Records supplied:
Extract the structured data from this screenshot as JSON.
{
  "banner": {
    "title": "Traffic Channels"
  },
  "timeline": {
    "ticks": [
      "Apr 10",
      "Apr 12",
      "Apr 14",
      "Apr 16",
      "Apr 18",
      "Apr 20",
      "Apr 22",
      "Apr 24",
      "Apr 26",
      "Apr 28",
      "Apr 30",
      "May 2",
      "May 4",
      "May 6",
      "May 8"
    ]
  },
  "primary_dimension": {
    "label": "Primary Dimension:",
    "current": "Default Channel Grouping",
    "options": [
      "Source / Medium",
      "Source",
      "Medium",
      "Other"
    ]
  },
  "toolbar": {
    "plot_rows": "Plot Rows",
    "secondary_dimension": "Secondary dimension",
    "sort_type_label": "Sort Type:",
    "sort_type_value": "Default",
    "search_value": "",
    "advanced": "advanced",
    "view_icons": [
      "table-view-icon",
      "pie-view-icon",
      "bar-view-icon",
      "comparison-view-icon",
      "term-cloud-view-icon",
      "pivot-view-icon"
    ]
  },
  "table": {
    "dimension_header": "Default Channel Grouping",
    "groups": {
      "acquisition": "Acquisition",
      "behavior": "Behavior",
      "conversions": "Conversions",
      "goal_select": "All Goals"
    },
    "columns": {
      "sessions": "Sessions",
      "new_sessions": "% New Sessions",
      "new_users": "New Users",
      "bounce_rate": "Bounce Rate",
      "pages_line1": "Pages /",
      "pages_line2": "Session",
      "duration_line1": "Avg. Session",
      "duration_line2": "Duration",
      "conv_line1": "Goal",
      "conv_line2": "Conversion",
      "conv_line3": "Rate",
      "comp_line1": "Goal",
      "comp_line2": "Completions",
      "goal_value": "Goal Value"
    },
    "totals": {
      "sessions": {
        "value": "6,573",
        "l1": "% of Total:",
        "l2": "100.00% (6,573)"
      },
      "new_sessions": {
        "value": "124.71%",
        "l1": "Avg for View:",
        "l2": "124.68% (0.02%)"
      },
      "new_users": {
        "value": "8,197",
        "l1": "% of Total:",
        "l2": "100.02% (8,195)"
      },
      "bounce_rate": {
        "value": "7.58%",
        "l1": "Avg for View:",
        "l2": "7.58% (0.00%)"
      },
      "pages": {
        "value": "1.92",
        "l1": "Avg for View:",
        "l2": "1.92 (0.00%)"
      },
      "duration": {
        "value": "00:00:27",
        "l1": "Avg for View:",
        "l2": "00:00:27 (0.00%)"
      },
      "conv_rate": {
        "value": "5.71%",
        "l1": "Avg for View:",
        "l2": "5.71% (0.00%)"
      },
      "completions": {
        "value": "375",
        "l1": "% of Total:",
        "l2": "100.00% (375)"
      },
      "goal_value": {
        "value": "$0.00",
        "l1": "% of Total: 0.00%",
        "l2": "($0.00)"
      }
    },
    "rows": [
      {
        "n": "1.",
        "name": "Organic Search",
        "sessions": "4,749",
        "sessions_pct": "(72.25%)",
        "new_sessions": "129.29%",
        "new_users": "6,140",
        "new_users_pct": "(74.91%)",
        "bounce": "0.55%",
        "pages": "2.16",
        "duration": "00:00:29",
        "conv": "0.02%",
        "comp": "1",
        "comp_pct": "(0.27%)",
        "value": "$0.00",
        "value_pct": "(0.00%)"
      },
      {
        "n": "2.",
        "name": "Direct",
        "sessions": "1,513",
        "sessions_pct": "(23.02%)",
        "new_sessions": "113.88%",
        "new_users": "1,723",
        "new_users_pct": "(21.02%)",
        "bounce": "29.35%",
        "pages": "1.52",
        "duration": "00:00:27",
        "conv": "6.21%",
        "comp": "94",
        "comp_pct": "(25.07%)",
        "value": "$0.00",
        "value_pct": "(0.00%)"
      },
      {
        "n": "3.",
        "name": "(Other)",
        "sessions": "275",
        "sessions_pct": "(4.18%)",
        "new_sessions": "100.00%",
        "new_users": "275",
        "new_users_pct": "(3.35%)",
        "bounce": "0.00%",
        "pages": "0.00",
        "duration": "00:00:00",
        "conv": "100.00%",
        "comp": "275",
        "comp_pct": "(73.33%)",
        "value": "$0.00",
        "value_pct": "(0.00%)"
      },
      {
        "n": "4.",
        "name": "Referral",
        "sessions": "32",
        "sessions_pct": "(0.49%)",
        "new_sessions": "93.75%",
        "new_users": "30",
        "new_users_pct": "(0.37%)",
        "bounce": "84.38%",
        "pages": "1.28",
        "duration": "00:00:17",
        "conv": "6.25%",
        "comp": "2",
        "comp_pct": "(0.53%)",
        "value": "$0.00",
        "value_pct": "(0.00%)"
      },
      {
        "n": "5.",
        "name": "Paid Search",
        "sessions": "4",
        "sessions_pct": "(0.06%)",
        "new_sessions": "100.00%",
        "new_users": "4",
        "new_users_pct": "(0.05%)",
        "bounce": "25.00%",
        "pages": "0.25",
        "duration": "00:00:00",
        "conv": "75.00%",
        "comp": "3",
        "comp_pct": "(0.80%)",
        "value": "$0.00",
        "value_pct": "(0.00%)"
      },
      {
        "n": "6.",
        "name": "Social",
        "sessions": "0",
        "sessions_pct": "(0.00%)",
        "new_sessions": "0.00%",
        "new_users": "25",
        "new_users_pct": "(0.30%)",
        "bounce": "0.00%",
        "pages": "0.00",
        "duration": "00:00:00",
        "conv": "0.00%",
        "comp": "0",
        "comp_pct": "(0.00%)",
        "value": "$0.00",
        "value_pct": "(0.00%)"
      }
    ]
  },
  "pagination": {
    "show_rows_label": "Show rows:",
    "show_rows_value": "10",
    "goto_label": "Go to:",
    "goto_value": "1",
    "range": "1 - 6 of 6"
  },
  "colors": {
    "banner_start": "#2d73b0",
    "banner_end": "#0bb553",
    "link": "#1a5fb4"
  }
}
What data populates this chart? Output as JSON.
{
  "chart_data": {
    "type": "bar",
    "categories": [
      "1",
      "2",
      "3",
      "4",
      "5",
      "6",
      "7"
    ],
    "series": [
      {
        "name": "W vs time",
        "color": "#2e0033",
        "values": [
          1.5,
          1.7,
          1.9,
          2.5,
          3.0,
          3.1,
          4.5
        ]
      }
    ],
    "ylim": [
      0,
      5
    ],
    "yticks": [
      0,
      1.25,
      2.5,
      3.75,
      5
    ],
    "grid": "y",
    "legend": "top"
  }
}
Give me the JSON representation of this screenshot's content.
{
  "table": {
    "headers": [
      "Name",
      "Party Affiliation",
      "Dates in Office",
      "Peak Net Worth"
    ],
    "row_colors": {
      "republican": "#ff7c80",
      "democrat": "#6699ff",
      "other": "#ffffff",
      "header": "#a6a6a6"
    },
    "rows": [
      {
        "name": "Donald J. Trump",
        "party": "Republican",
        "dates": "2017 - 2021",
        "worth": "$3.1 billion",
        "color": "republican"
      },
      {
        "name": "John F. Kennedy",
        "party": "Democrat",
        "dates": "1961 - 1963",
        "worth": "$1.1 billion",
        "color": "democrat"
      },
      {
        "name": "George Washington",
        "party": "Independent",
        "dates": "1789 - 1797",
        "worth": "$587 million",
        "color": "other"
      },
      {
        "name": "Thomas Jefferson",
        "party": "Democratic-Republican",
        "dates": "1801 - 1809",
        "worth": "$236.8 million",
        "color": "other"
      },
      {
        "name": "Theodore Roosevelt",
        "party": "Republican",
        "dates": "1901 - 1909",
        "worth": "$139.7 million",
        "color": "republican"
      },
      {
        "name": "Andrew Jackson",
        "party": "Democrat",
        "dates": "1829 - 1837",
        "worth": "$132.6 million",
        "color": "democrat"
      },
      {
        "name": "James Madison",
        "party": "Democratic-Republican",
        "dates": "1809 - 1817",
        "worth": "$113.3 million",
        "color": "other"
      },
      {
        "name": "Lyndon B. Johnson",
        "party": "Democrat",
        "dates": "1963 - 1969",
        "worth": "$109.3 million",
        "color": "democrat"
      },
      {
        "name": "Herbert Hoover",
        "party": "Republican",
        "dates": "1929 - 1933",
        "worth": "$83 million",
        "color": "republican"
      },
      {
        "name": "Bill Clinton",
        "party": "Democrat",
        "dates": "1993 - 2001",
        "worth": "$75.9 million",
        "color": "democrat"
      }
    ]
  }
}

Stated goal: Copy out every line of the data that includes "this".

Exercise result:
Extract the structured data from this screenshot as JSON.
What data populates this chart? Output as JSON.
Give me the JSON representation of this screenshot's content.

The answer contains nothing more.